-- Begin --
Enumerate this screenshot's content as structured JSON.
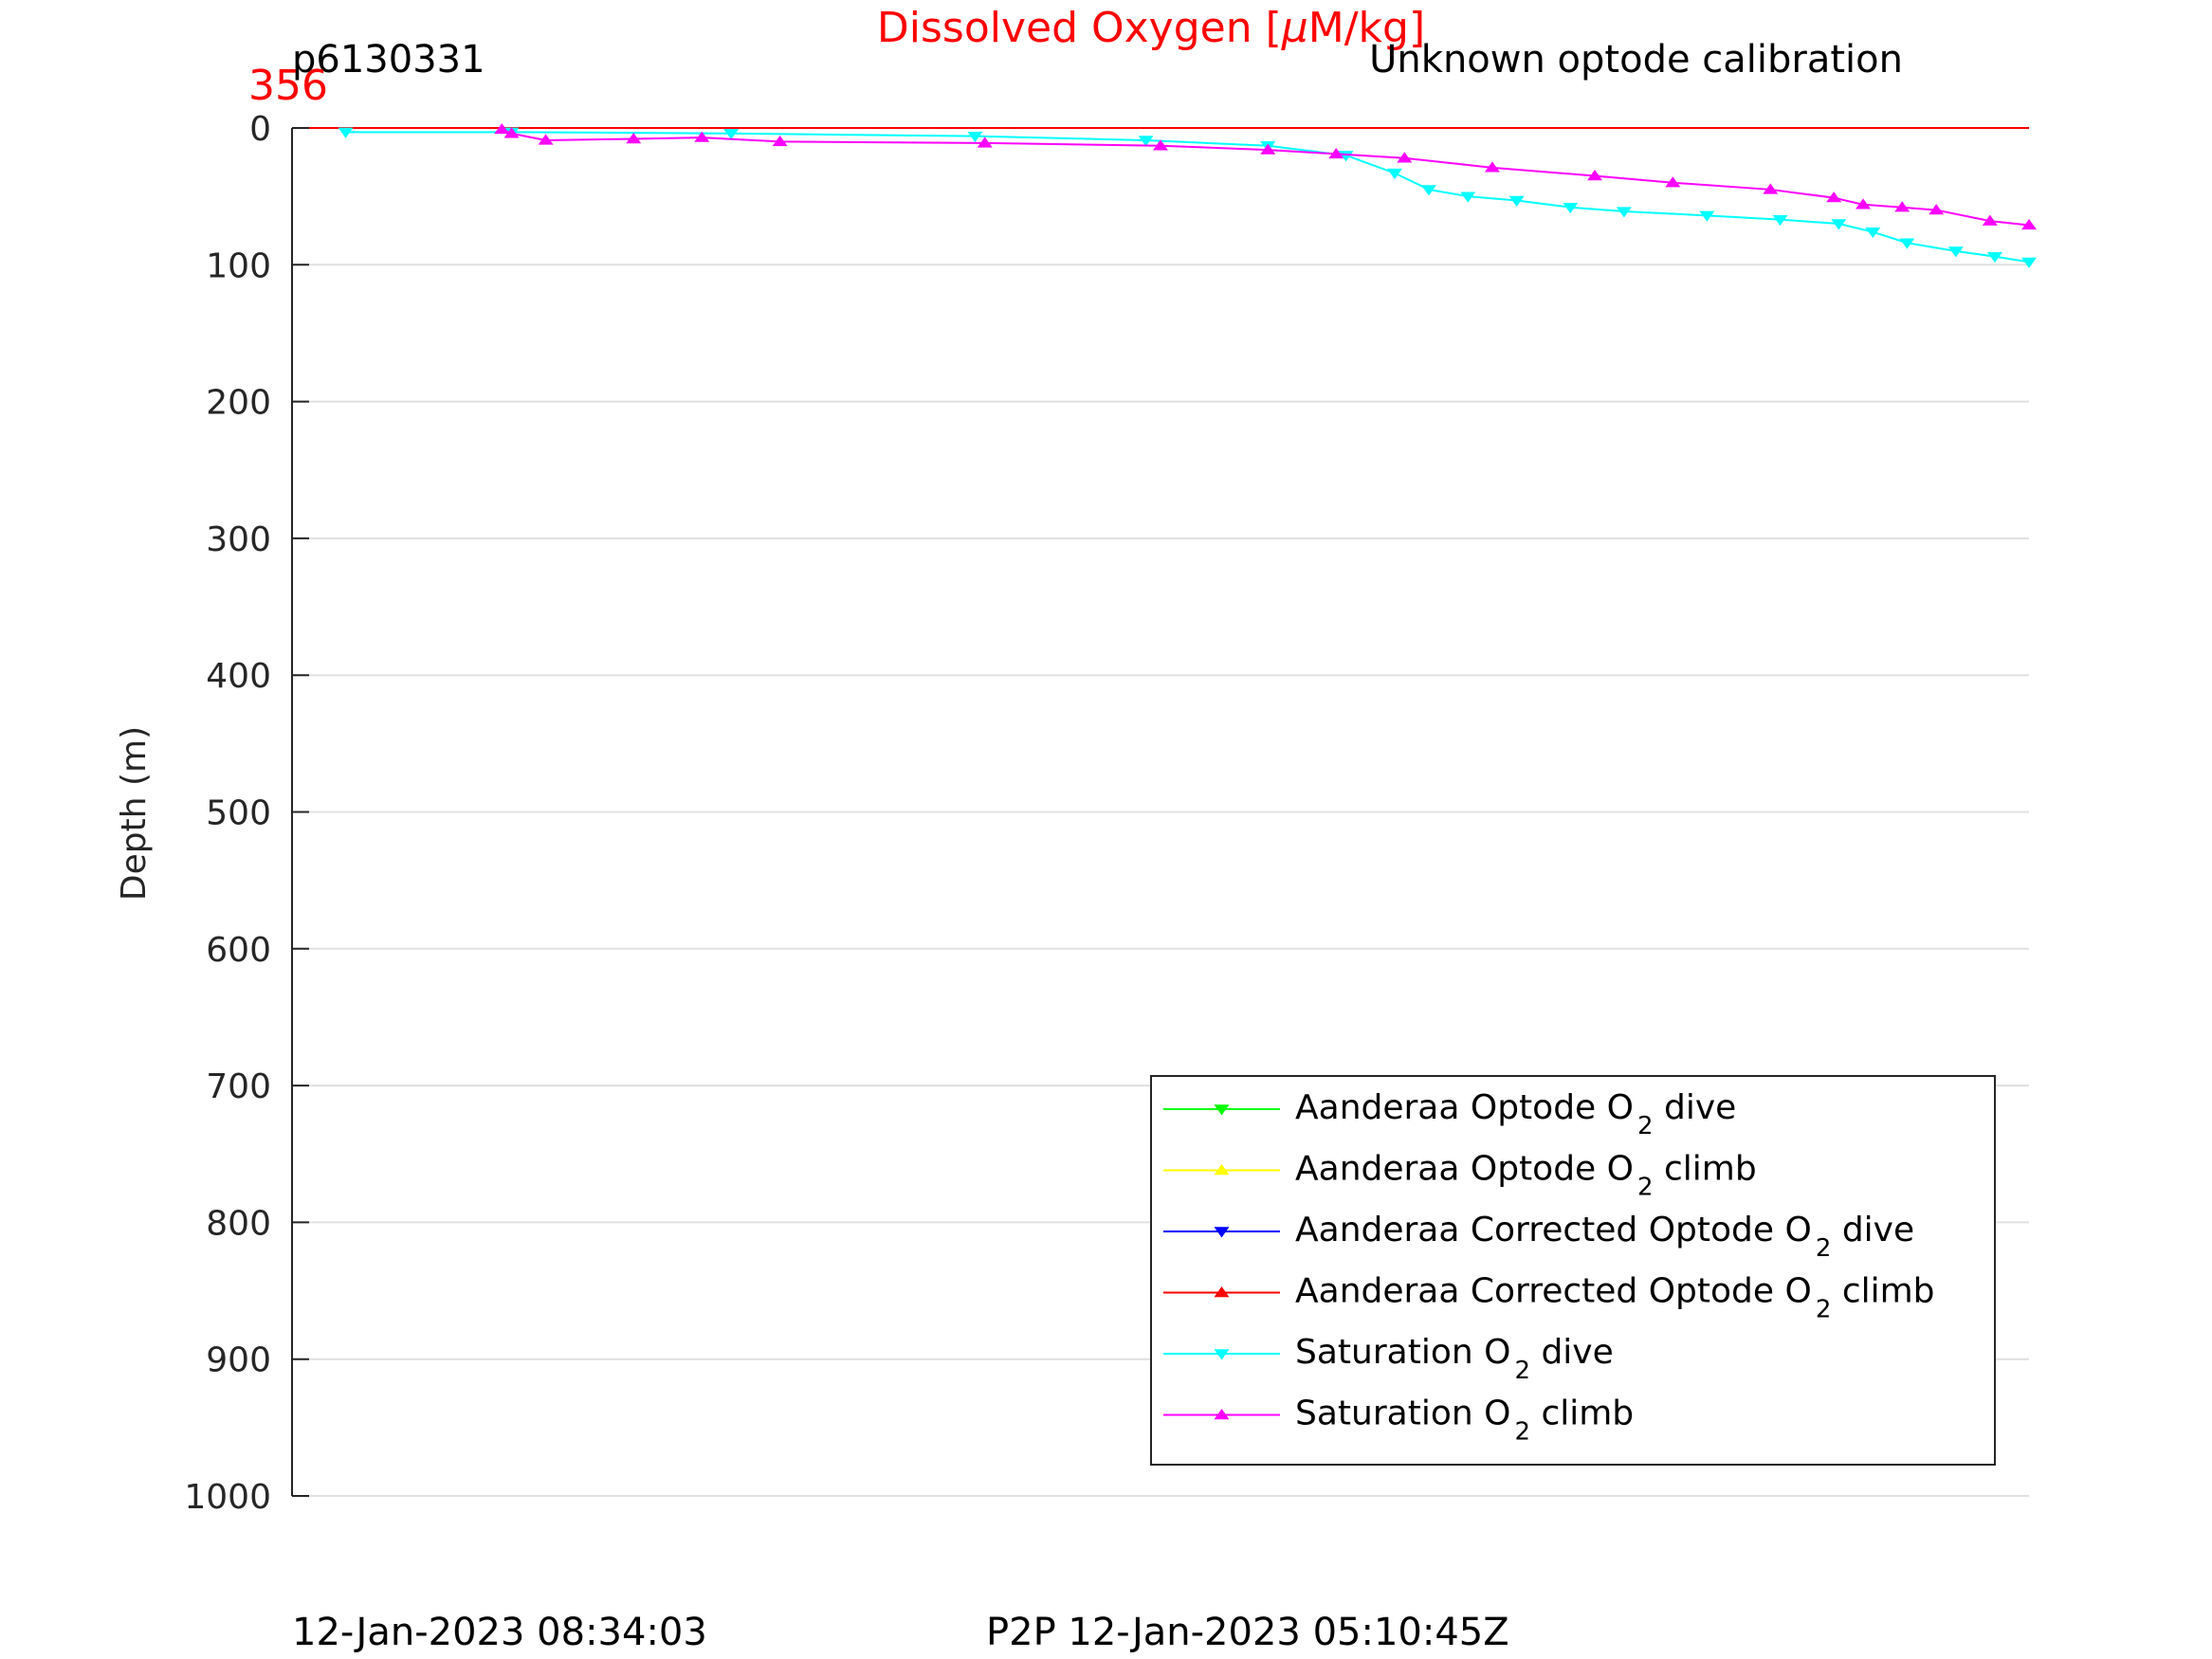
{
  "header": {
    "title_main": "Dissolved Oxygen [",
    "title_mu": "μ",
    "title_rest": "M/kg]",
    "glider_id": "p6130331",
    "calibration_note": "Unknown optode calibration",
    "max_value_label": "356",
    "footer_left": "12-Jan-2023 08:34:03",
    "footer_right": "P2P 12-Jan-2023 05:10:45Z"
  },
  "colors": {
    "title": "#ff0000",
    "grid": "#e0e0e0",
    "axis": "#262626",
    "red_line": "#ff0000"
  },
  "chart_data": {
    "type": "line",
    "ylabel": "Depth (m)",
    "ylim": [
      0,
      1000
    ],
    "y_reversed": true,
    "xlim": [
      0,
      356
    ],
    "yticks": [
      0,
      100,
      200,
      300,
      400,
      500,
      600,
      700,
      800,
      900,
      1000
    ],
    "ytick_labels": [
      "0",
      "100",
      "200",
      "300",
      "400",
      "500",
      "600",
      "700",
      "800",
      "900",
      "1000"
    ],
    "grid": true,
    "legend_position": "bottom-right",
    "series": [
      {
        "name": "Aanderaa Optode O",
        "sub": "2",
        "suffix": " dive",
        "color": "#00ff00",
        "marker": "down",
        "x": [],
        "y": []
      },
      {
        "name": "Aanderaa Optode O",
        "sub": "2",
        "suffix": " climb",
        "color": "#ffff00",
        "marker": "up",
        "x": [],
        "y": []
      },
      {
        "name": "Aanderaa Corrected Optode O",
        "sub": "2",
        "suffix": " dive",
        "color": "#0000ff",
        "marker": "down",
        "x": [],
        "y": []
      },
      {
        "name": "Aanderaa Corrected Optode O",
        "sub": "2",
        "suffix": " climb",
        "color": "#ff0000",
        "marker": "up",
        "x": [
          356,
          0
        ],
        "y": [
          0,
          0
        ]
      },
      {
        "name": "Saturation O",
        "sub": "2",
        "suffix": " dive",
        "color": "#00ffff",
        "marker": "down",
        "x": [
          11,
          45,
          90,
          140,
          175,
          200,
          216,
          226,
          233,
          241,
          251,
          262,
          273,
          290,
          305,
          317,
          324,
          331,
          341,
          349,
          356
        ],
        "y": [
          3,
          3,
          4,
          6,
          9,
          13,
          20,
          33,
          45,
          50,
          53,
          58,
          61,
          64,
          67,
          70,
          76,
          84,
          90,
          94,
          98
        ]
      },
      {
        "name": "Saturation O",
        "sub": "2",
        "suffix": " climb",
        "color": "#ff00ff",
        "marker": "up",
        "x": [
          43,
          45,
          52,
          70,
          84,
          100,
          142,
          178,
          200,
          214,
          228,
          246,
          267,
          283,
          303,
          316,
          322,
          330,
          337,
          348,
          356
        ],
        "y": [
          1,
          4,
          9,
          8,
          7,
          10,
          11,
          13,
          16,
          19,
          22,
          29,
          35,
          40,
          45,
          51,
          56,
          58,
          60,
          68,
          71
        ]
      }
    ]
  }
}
-- End --
**Exercise instructions:**
Transcribe the entries above verbatim, omitting their pictures.

**The answer:**
Enumerate this screenshot's content as structured JSON.
{
  "header": {
    "title_main": "Dissolved Oxygen [",
    "title_mu": "μ",
    "title_rest": "M/kg]",
    "glider_id": "p6130331",
    "calibration_note": "Unknown optode calibration",
    "max_value_label": "356",
    "footer_left": "12-Jan-2023 08:34:03",
    "footer_right": "P2P 12-Jan-2023 05:10:45Z"
  },
  "colors": {
    "title": "#ff0000",
    "grid": "#e0e0e0",
    "axis": "#262626",
    "red_line": "#ff0000"
  },
  "chart_data": {
    "type": "line",
    "ylabel": "Depth (m)",
    "ylim": [
      0,
      1000
    ],
    "y_reversed": true,
    "xlim": [
      0,
      356
    ],
    "yticks": [
      0,
      100,
      200,
      300,
      400,
      500,
      600,
      700,
      800,
      900,
      1000
    ],
    "ytick_labels": [
      "0",
      "100",
      "200",
      "300",
      "400",
      "500",
      "600",
      "700",
      "800",
      "900",
      "1000"
    ],
    "grid": true,
    "legend_position": "bottom-right",
    "series": [
      {
        "name": "Aanderaa Optode O",
        "sub": "2",
        "suffix": " dive",
        "color": "#00ff00",
        "marker": "down",
        "x": [],
        "y": []
      },
      {
        "name": "Aanderaa Optode O",
        "sub": "2",
        "suffix": " climb",
        "color": "#ffff00",
        "marker": "up",
        "x": [],
        "y": []
      },
      {
        "name": "Aanderaa Corrected Optode O",
        "sub": "2",
        "suffix": " dive",
        "color": "#0000ff",
        "marker": "down",
        "x": [],
        "y": []
      },
      {
        "name": "Aanderaa Corrected Optode O",
        "sub": "2",
        "suffix": " climb",
        "color": "#ff0000",
        "marker": "up",
        "x": [
          356,
          0
        ],
        "y": [
          0,
          0
        ]
      },
      {
        "name": "Saturation O",
        "sub": "2",
        "suffix": " dive",
        "color": "#00ffff",
        "marker": "down",
        "x": [
          11,
          45,
          90,
          140,
          175,
          200,
          216,
          226,
          233,
          241,
          251,
          262,
          273,
          290,
          305,
          317,
          324,
          331,
          341,
          349,
          356
        ],
        "y": [
          3,
          3,
          4,
          6,
          9,
          13,
          20,
          33,
          45,
          50,
          53,
          58,
          61,
          64,
          67,
          70,
          76,
          84,
          90,
          94,
          98
        ]
      },
      {
        "name": "Saturation O",
        "sub": "2",
        "suffix": " climb",
        "color": "#ff00ff",
        "marker": "up",
        "x": [
          43,
          45,
          52,
          70,
          84,
          100,
          142,
          178,
          200,
          214,
          228,
          246,
          267,
          283,
          303,
          316,
          322,
          330,
          337,
          348,
          356
        ],
        "y": [
          1,
          4,
          9,
          8,
          7,
          10,
          11,
          13,
          16,
          19,
          22,
          29,
          35,
          40,
          45,
          51,
          56,
          58,
          60,
          68,
          71
        ]
      }
    ]
  }
}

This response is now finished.